• Written problem: Take down each entry exactly as written.

-- Data extract start --

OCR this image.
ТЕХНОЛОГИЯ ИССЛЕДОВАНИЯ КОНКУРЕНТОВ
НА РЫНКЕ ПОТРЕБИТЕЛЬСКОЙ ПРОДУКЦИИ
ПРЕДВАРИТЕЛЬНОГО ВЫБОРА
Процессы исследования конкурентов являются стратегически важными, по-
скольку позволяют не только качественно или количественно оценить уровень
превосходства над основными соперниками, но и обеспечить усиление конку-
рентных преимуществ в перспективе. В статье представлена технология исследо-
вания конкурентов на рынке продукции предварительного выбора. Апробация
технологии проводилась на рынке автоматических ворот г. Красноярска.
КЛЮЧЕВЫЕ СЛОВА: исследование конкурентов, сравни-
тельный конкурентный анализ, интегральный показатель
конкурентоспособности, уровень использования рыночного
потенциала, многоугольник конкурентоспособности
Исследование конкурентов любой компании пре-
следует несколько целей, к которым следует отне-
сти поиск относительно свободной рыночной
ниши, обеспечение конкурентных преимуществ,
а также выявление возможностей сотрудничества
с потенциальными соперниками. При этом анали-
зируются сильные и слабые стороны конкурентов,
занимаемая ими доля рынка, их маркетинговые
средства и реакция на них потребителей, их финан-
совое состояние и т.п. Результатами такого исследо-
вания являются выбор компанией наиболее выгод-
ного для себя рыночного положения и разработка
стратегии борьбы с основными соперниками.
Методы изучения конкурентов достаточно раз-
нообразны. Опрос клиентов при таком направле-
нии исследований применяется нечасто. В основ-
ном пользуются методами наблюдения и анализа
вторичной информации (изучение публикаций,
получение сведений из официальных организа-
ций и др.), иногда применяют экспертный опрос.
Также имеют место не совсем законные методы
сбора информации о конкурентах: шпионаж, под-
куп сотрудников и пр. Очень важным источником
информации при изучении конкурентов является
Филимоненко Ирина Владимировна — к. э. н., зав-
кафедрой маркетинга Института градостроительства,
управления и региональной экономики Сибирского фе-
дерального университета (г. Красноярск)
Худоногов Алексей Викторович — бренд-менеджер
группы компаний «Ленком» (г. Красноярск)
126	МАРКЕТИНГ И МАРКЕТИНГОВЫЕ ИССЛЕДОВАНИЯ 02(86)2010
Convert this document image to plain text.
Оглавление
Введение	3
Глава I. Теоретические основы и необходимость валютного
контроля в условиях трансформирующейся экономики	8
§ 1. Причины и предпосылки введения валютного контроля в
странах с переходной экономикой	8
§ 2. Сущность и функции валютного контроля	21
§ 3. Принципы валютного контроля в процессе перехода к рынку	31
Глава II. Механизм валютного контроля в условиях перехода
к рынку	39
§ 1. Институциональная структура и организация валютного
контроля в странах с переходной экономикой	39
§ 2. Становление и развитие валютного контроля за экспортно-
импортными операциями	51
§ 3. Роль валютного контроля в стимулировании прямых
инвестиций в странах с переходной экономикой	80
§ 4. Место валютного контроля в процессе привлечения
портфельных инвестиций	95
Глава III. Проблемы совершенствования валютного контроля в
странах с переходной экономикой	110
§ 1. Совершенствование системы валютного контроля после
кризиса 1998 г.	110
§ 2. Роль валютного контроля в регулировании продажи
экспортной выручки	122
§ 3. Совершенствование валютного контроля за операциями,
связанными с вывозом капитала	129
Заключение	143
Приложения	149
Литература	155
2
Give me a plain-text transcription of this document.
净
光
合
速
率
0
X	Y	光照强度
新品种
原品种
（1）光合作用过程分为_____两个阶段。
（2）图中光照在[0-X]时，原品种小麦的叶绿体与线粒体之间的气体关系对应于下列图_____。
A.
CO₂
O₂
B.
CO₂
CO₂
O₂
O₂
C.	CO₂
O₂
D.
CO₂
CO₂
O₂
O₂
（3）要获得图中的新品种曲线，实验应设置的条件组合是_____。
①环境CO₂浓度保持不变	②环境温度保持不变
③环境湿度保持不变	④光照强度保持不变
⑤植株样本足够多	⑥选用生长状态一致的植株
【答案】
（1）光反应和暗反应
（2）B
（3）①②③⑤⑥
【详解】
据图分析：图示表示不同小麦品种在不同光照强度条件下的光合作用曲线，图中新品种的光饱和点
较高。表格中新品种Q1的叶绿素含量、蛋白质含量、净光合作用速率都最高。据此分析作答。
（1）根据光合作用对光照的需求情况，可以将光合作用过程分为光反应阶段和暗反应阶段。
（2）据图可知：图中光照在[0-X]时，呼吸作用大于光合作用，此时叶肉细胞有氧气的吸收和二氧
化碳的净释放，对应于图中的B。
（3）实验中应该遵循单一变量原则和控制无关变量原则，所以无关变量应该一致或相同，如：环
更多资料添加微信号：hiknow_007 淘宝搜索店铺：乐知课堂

-- Data extract end --

• Written answer:
OCR this image.
ТЕХНОЛОГИЯ ИССЛЕДОВАНИЯ КОНКУРЕНТОВ
НА РЫНКЕ ПОТРЕБИТЕЛЬСКОЙ ПРОДУКЦИИ
ПРЕДВАРИТЕЛЬНОГО ВЫБОРА
Процессы исследования конкурентов являются стратегически важными, по-
скольку позволяют не только качественно или количественно оценить уровень
превосходства над основными соперниками, но и обеспечить усиление конку-
рентных преимуществ в перспективе. В статье представлена технология исследо-
вания конкурентов на рынке продукции предварительного выбора. Апробация
технологии проводилась на рынке автоматических ворот г. Красноярска.
КЛЮЧЕВЫЕ СЛОВА: исследование конкурентов, сравни-
тельный конкурентный анализ, интегральный показатель
конкурентоспособности, уровень использования рыночного
потенциала, многоугольник конкурентоспособности
Исследование конкурентов любой компании пре-
следует несколько целей, к которым следует отне-
сти поиск относительно свободной рыночной
ниши, обеспечение конкурентных преимуществ,
а также выявление возможностей сотрудничества
с потенциальными соперниками. При этом анали-
зируются сильные и слабые стороны конкурентов,
занимаемая ими доля рынка, их маркетинговые
средства и реакция на них потребителей, их финан-
совое состояние и т.п. Результатами такого исследо-
вания являются выбор компанией наиболее выгод-
ного для себя рыночного положения и разработка
стратегии борьбы с основными соперниками.
Методы изучения конкурентов достаточно раз-
нообразны. Опрос клиентов при таком направле-
нии исследований применяется нечасто. В основ-
ном пользуются методами наблюдения и анализа
вторичной информации (изучение публикаций,
получение сведений из официальных организа-
ций и др.), иногда применяют экспертный опрос.
Также имеют место не совсем законные методы
сбора информации о конкурентах: шпионаж, под-
куп сотрудников и пр. Очень важным источником
информации при изучении конкурентов является
Филимоненко Ирина Владимировна — к. э. н., зав-
кафедрой маркетинга Института градостроительства,
управления и региональной экономики Сибирского фе-
дерального университета (г. Красноярск)
Худоногов Алексей Викторович — бренд-менеджер
группы компаний «Ленком» (г. Красноярск)
126	МАРКЕТИНГ И МАРКЕТИНГОВЫЕ ИССЛЕДОВАНИЯ 02(86)2010
Convert this document image to plain text.
Оглавление
Введение	3
Глава I. Теоретические основы и необходимость валютного
контроля в условиях трансформирующейся экономики	8
§ 1. Причины и предпосылки введения валютного контроля в
странах с переходной экономикой	8
§ 2. Сущность и функции валютного контроля	21
§ 3. Принципы валютного контроля в процессе перехода к рынку	31
Глава II. Механизм валютного контроля в условиях перехода
к рынку	39
§ 1. Институциональная структура и организация валютного
контроля в странах с переходной экономикой	39
§ 2. Становление и развитие валютного контроля за экспортно-
импортными операциями	51
§ 3. Роль валютного контроля в стимулировании прямых
инвестиций в странах с переходной экономикой	80
§ 4. Место валютного контроля в процессе привлечения
портфельных инвестиций	95
Глава III. Проблемы совершенствования валютного контроля в
странах с переходной экономикой	110
§ 1. Совершенствование системы валютного контроля после
кризиса 1998 г.	110
§ 2. Роль валютного контроля в регулировании продажи
экспортной выручки	122
§ 3. Совершенствование валютного контроля за операциями,
связанными с вывозом капитала	129
Заключение	143
Приложения	149
Литература	155
2
Give me a plain-text transcription of this document.
净
光
合
速
率
0
X	Y	光照强度
新品种
原品种
（1）光合作用过程分为_____两个阶段。
（2）图中光照在[0-X]时，原品种小麦的叶绿体与线粒体之间的气体关系对应于下列图_____。
A.
CO₂
O₂
B.
CO₂
CO₂
O₂
O₂
C.	CO₂
O₂
D.
CO₂
CO₂
O₂
O₂
（3）要获得图中的新品种曲线，实验应设置的条件组合是_____。
①环境CO₂浓度保持不变	②环境温度保持不变
③环境湿度保持不变	④光照强度保持不变
⑤植株样本足够多	⑥选用生长状态一致的植株
【答案】
（1）光反应和暗反应
（2）B
（3）①②③⑤⑥
【详解】
据图分析：图示表示不同小麦品种在不同光照强度条件下的光合作用曲线，图中新品种的光饱和点
较高。表格中新品种Q1的叶绿素含量、蛋白质含量、净光合作用速率都最高。据此分析作答。
（1）根据光合作用对光照的需求情况，可以将光合作用过程分为光反应阶段和暗反应阶段。
（2）据图可知：图中光照在[0-X]时，呼吸作用大于光合作用，此时叶肉细胞有氧气的吸收和二氧
化碳的净释放，对应于图中的B。
（3）实验中应该遵循单一变量原则和控制无关变量原则，所以无关变量应该一致或相同，如：环
更多资料添加微信号：hiknow_007 淘宝搜索店铺：乐知课堂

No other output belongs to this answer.